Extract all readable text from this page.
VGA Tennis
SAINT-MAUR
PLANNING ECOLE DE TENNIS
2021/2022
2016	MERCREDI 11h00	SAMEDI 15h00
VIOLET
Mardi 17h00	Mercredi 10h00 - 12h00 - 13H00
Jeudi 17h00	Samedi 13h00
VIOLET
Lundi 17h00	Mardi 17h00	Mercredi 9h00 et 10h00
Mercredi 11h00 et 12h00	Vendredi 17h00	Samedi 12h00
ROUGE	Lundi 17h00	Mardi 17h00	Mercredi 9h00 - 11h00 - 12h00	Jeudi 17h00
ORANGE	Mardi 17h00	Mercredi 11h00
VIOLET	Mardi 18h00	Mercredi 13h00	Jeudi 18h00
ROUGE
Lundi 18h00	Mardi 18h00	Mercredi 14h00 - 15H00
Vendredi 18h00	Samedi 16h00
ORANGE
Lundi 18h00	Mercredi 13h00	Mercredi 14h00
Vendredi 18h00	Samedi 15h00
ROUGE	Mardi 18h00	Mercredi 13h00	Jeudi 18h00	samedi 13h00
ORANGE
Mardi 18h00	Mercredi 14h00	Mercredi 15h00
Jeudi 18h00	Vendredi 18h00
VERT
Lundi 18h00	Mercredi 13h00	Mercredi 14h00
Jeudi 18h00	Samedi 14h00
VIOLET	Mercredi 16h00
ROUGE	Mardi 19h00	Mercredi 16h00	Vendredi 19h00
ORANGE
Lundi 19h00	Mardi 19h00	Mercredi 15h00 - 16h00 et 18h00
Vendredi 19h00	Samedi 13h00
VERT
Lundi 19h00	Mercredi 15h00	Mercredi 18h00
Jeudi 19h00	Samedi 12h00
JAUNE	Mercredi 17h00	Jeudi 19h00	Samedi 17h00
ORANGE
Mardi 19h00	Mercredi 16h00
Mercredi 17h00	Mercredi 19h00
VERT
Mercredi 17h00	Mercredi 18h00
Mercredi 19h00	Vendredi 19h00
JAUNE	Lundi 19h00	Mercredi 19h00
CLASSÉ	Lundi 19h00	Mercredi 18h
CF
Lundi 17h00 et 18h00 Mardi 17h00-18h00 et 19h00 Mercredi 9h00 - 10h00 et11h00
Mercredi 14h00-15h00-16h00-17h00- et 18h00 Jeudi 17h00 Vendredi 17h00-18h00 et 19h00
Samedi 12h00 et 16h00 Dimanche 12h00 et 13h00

* * *

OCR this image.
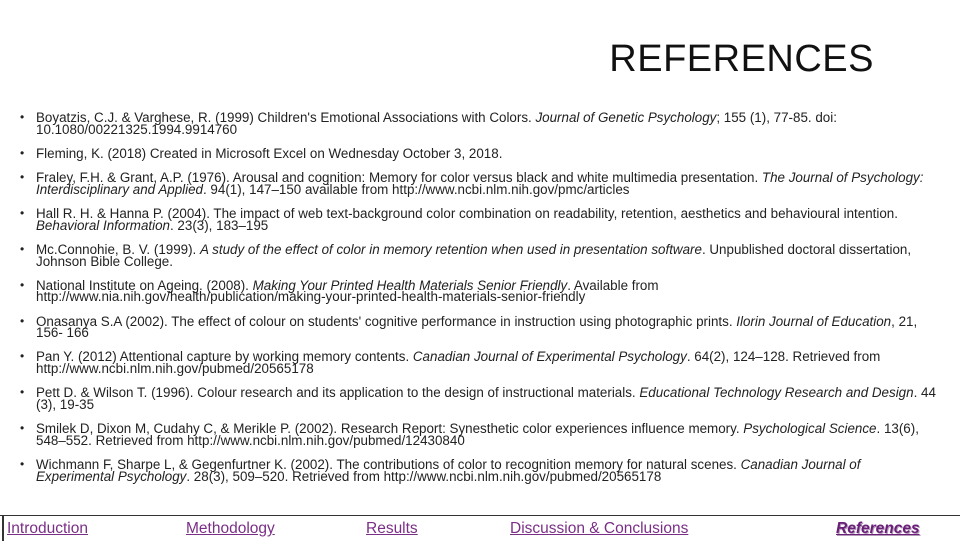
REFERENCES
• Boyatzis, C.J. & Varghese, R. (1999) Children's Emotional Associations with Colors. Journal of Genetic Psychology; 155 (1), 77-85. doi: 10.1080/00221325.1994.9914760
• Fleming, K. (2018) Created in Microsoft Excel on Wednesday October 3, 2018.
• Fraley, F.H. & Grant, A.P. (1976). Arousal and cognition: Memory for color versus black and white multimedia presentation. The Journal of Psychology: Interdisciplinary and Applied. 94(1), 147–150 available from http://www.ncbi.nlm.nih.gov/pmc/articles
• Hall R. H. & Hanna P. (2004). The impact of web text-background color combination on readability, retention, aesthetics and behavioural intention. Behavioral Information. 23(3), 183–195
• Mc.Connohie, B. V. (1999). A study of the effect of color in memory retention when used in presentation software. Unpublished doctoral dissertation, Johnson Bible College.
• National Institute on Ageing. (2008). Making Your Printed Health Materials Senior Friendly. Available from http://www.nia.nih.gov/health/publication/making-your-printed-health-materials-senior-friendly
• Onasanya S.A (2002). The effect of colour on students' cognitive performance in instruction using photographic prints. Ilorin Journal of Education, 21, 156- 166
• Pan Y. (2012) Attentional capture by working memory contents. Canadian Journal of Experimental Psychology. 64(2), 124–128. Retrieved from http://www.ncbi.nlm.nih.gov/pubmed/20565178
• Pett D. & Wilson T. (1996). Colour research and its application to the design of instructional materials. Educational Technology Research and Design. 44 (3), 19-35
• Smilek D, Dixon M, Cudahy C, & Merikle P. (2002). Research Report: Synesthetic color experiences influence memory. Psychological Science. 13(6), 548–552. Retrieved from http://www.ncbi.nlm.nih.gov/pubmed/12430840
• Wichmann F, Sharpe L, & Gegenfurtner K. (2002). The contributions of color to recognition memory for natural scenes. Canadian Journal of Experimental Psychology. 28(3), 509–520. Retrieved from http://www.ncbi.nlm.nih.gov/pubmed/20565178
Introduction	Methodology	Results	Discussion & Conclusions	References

=== AIM ===
Look above for lines with the word "Vendredi" and copy them all.

=== REPLY ===
Mercredi 11h00 et 12h00	Vendredi 17h00	Samedi 12h00
Vendredi 18h00	Samedi 16h00
Vendredi 18h00	Samedi 15h00
Jeudi 18h00	Vendredi 18h00
ROUGE	Mardi 19h00	Mercredi 16h00	Vendredi 19h00
Vendredi 19h00	Samedi 13h00
Mercredi 19h00	Vendredi 19h00
Mercredi 14h00-15h00-16h00-17h00- et 18h00 Jeudi 17h00 Vendredi 17h00-18h00 et 19h00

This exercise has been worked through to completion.